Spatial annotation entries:
Start
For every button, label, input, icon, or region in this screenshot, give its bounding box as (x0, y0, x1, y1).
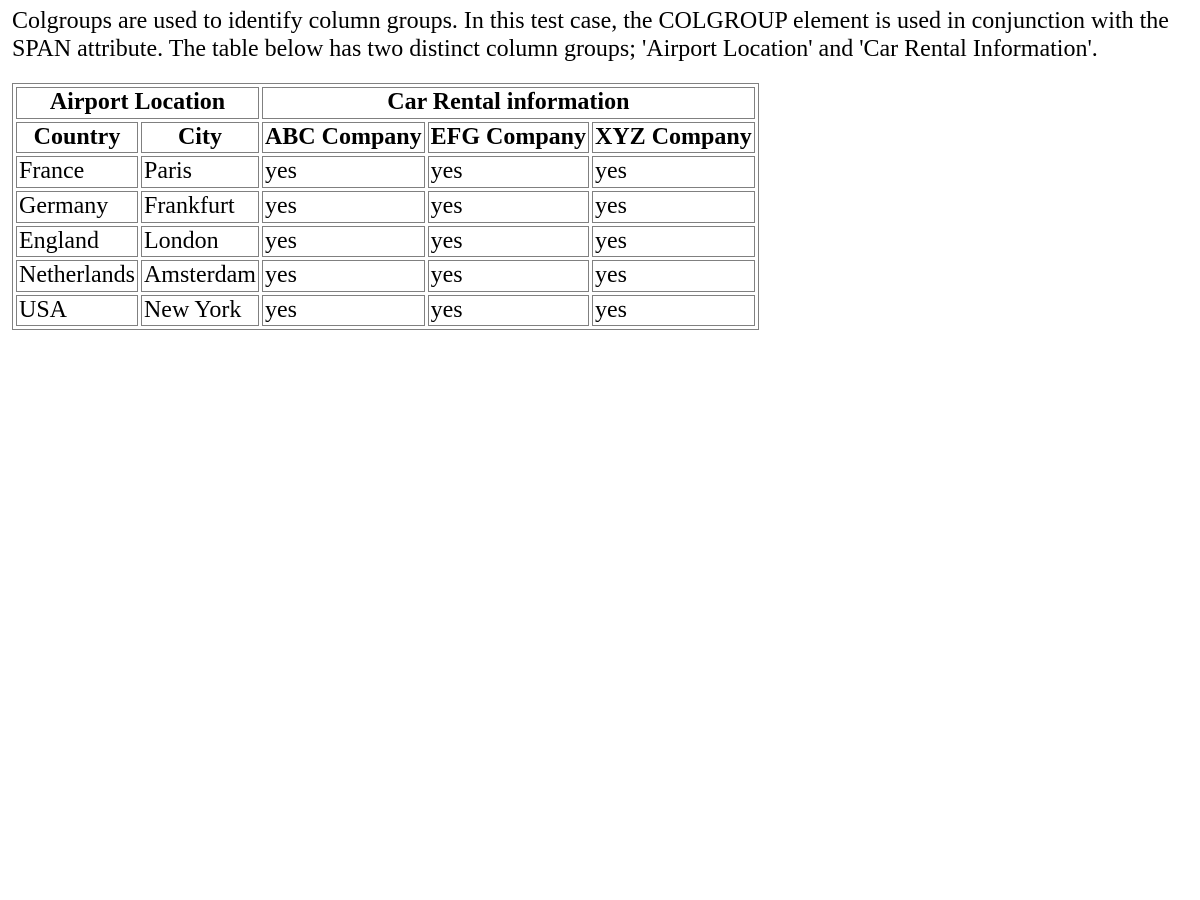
cell-abc-company: yes (261, 190, 425, 223)
cell-efg-company: yes (427, 190, 590, 223)
cell-abc-company: yes (261, 156, 425, 188)
group-header-car-rental: Car Rental information (261, 87, 755, 119)
cell-city: Amsterdam (140, 260, 259, 292)
table-row: France Paris yes yes yes (16, 156, 755, 188)
column-header-city: City (140, 121, 259, 154)
cell-xyz-company: yes (592, 260, 755, 292)
cell-efg-company: yes (427, 294, 590, 327)
cell-abc-company: yes (261, 294, 425, 327)
cell-xyz-company: yes (592, 225, 755, 258)
cell-city: Frankfurt (140, 190, 259, 223)
table-row: Germany Frankfurt yes yes yes (16, 190, 755, 223)
column-header-country: Country (16, 121, 138, 154)
car-rental-table: Airport Location Car Rental information … (12, 83, 759, 331)
group-header-row: Airport Location Car Rental information (16, 87, 755, 119)
cell-abc-company: yes (261, 260, 425, 292)
column-header-xyz-company: XYZ Company (592, 121, 755, 154)
column-header-abc-company: ABC Company (261, 121, 425, 154)
cell-city: London (140, 225, 259, 258)
cell-xyz-company: yes (592, 190, 755, 223)
cell-city: Paris (140, 156, 259, 188)
cell-efg-company: yes (427, 156, 590, 188)
cell-country: Netherlands (16, 260, 138, 292)
cell-city: New York (140, 294, 259, 327)
page: Colgroups are used to identify column gr… (0, 0, 1200, 338)
cell-country: Germany (16, 190, 138, 223)
group-header-airport-location: Airport Location (16, 87, 259, 119)
cell-efg-company: yes (427, 225, 590, 258)
table-row: England London yes yes yes (16, 225, 755, 258)
cell-xyz-company: yes (592, 294, 755, 327)
table-row: USA New York yes yes yes (16, 294, 755, 327)
cell-country: England (16, 225, 138, 258)
table-row: Netherlands Amsterdam yes yes yes (16, 260, 755, 292)
column-header-efg-company: EFG Company (427, 121, 590, 154)
cell-country: France (16, 156, 138, 188)
column-header-row: Country City ABC Company EFG Company XYZ… (16, 121, 755, 154)
intro-paragraph: Colgroups are used to identify column gr… (12, 8, 1169, 62)
cell-xyz-company: yes (592, 156, 755, 188)
cell-efg-company: yes (427, 260, 590, 292)
cell-country: USA (16, 294, 138, 327)
cell-abc-company: yes (261, 225, 425, 258)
End
WHAT IS ASKED - Rewrite the material starting at the line containing "cell-abc-company: yes (261, 190, 425, 223)" and ending at the line containing "group-header-row: Airport Location", swapping every "Frankfurt" for "Munich" and leaving everything else unchanged.

WRITTEN RESPONSE -
cell-abc-company: yes (261, 190, 425, 223)
cell-efg-company: yes (427, 190, 590, 223)
cell-abc-company: yes (261, 156, 425, 188)
group-header-car-rental: Car Rental information (261, 87, 755, 119)
cell-city: Amsterdam (140, 260, 259, 292)
table-row: France Paris yes yes yes (16, 156, 755, 188)
column-header-city: City (140, 121, 259, 154)
cell-xyz-company: yes (592, 260, 755, 292)
cell-efg-company: yes (427, 294, 590, 327)
cell-abc-company: yes (261, 294, 425, 327)
cell-xyz-company: yes (592, 225, 755, 258)
cell-city: Munich (140, 190, 259, 223)
table-row: Germany Munich yes yes yes (16, 190, 755, 223)
column-header-country: Country (16, 121, 138, 154)
car-rental-table: Airport Location Car Rental information … (12, 83, 759, 331)
group-header-row: Airport Location Car Rental information (16, 87, 755, 119)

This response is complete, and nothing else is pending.